EXERCISE OBJECTIVE
Could every line of the data be printed exactly as it reads?

───── RECORD LIST ─────

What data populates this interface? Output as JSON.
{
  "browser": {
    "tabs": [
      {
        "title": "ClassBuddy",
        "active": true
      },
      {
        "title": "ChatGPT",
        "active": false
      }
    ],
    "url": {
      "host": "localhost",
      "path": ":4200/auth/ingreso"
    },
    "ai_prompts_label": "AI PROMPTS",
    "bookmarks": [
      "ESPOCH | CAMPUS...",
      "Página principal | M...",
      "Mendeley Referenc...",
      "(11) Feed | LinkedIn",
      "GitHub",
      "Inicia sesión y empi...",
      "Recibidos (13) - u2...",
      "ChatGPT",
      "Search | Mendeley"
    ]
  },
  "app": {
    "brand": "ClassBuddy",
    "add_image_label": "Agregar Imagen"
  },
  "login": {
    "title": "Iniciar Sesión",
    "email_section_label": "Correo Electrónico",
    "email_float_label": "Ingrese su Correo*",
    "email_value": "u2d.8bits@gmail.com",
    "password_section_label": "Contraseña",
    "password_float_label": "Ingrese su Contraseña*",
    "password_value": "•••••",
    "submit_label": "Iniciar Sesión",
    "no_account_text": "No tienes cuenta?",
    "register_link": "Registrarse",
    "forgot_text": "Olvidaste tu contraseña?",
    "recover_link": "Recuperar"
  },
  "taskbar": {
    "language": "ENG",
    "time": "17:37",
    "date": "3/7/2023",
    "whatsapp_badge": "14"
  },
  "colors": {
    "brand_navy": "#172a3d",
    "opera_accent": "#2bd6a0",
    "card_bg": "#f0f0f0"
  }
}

─────

RESULT OF THE EXERCISE
What data populates this interface? Output as JSON.
{
  "browser": {
    "tabs": [
      {
        "title": "ClassBuddy",
        "active": true
      },
      {
        "title": "ChatGPT",
        "active": false
      }
    ],
    "url": {
      "host": "localhost",
      "path": ":4200/auth/ingreso"
    },
    "ai_prompts_label": "AI PROMPTS",
    "bookmarks": [
      "ESPOCH | CAMPUS...",
      "Página principal | M...",
      "Mendeley Referenc...",
      "(11) Feed | LinkedIn",
      "GitHub",
      "Inicia sesión y empi...",
      "Recibidos (13) - u2...",
      "ChatGPT",
      "Search | Mendeley"
    ]
  },
  "app": {
    "brand": "ClassBuddy",
    "add_image_label": "Agregar Imagen"
  },
  "login": {
    "title": "Iniciar Sesión",
    "email_section_label": "Correo Electrónico",
    "email_float_label": "Ingrese su Correo*",
    "email_value": "u2d.8bits@gmail.com",
    "password_section_label": "Contraseña",
    "password_float_label": "Ingrese su Contraseña*",
    "password_value": "•••••",
    "submit_label": "Iniciar Sesión",
    "no_account_text": "No tienes cuenta?",
    "register_link": "Registrarse",
    "forgot_text": "Olvidaste tu contraseña?",
    "recover_link": "Recuperar"
  },
  "taskbar": {
    "language": "ENG",
    "time": "17:37",
    "date": "3/7/2023",
    "whatsapp_badge": "14"
  },
  "colors": {
    "brand_navy": "#172a3d",
    "opera_accent": "#2bd6a0",
    "card_bg": "#f0f0f0"
  }
}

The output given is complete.